→ **GOAL OF THE EXERCISE**
The records that follow are to be repeated without alteration.

# Start of SUPPLIED RECORDS

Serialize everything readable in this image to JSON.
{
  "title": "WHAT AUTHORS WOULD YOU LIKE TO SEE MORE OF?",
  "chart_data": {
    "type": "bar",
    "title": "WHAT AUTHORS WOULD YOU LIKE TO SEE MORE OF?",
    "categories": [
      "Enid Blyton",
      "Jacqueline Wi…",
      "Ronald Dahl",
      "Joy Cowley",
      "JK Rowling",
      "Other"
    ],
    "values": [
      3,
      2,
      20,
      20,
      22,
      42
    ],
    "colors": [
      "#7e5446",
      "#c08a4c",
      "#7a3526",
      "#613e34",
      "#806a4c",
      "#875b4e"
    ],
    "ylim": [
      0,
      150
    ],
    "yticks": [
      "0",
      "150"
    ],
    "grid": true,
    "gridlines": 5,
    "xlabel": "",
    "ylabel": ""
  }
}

# End of SUPPLIED RECORDS

→ **CORRECT RESULT**
Serialize everything readable in this image to JSON.
{
  "title": "WHAT AUTHORS WOULD YOU LIKE TO SEE MORE OF?",
  "chart_data": {
    "type": "bar",
    "title": "WHAT AUTHORS WOULD YOU LIKE TO SEE MORE OF?",
    "categories": [
      "Enid Blyton",
      "Jacqueline Wi…",
      "Ronald Dahl",
      "Joy Cowley",
      "JK Rowling",
      "Other"
    ],
    "values": [
      3,
      2,
      20,
      20,
      22,
      42
    ],
    "colors": [
      "#7e5446",
      "#c08a4c",
      "#7a3526",
      "#613e34",
      "#806a4c",
      "#875b4e"
    ],
    "ylim": [
      0,
      150
    ],
    "yticks": [
      "0",
      "150"
    ],
    "grid": true,
    "gridlines": 5,
    "xlabel": "",
    "ylabel": ""
  }
}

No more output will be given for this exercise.